=== WHAT IS BEING ASKED ===
Leaving out the pictures, transcribe all of the records faithfully.

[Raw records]

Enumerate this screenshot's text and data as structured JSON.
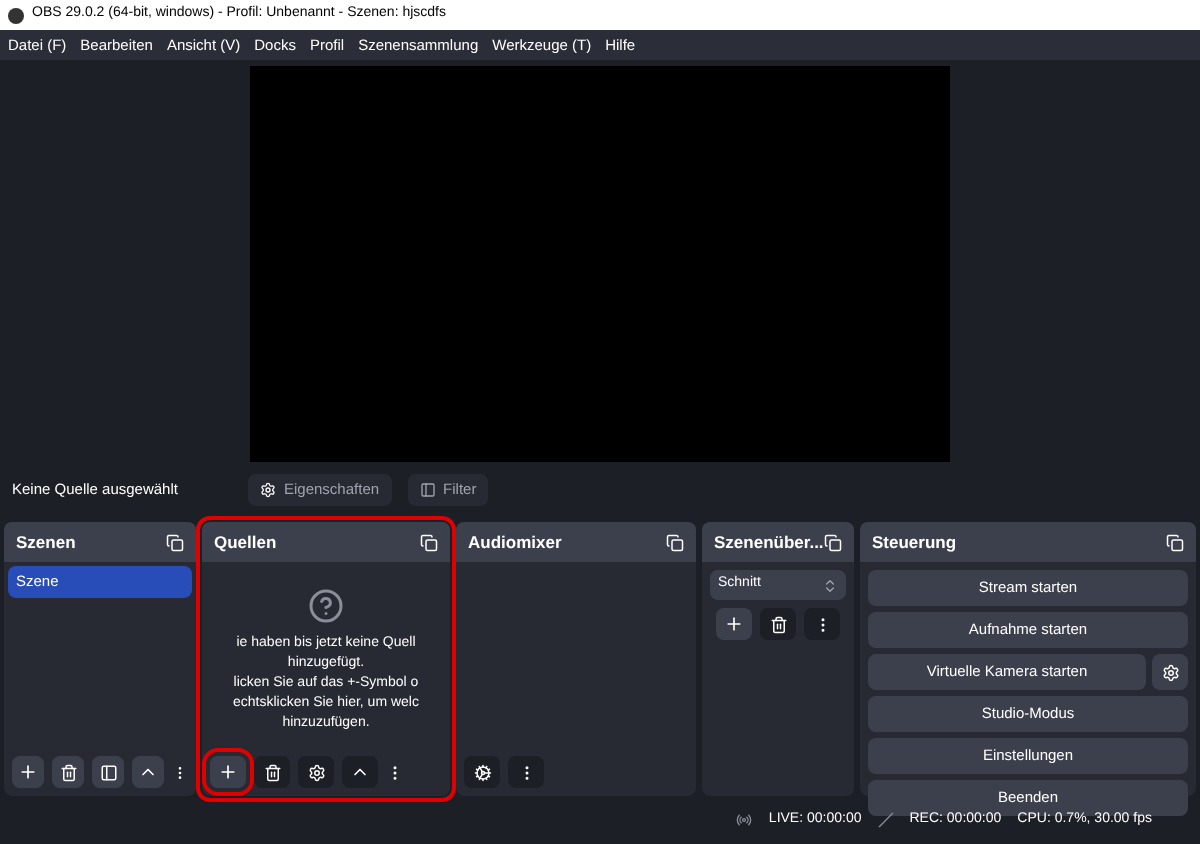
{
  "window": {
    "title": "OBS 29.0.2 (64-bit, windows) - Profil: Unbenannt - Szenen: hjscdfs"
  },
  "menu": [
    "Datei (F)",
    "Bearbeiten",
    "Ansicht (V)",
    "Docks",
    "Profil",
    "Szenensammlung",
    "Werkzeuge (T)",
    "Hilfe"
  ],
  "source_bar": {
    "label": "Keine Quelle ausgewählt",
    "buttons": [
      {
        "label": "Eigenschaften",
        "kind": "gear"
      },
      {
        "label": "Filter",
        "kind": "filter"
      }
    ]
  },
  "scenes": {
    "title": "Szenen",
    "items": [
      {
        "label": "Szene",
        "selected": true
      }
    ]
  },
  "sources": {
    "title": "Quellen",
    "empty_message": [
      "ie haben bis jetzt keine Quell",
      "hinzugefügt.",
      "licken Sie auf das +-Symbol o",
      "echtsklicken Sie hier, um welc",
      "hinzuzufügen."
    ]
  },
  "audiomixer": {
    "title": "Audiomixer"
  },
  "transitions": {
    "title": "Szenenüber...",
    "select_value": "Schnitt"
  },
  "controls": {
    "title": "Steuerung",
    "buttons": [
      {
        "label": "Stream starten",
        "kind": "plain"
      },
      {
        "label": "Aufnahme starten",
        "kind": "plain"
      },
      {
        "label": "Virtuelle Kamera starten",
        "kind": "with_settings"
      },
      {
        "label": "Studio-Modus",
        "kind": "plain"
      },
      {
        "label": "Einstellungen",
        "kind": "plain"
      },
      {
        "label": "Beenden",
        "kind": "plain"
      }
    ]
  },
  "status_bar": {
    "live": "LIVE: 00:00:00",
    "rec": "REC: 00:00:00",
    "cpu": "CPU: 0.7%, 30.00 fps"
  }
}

=== ANSWER TO THE PROBLEM ===
Enumerate this screenshot's text and data as structured JSON.
{
  "window": {
    "title": "OBS 29.0.2 (64-bit, windows) - Profil: Unbenannt - Szenen: hjscdfs"
  },
  "menu": [
    "Datei (F)",
    "Bearbeiten",
    "Ansicht (V)",
    "Docks",
    "Profil",
    "Szenensammlung",
    "Werkzeuge (T)",
    "Hilfe"
  ],
  "source_bar": {
    "label": "Keine Quelle ausgewählt",
    "buttons": [
      {
        "label": "Eigenschaften",
        "kind": "gear"
      },
      {
        "label": "Filter",
        "kind": "filter"
      }
    ]
  },
  "scenes": {
    "title": "Szenen",
    "items": [
      {
        "label": "Szene",
        "selected": true
      }
    ]
  },
  "sources": {
    "title": "Quellen",
    "empty_message": [
      "ie haben bis jetzt keine Quell",
      "hinzugefügt.",
      "licken Sie auf das +-Symbol o",
      "echtsklicken Sie hier, um welc",
      "hinzuzufügen."
    ]
  },
  "audiomixer": {
    "title": "Audiomixer"
  },
  "transitions": {
    "title": "Szenenüber...",
    "select_value": "Schnitt"
  },
  "controls": {
    "title": "Steuerung",
    "buttons": [
      {
        "label": "Stream starten",
        "kind": "plain"
      },
      {
        "label": "Aufnahme starten",
        "kind": "plain"
      },
      {
        "label": "Virtuelle Kamera starten",
        "kind": "with_settings"
      },
      {
        "label": "Studio-Modus",
        "kind": "plain"
      },
      {
        "label": "Einstellungen",
        "kind": "plain"
      },
      {
        "label": "Beenden",
        "kind": "plain"
      }
    ]
  },
  "status_bar": {
    "live": "LIVE: 00:00:00",
    "rec": "REC: 00:00:00",
    "cpu": "CPU: 0.7%, 30.00 fps"
  }
}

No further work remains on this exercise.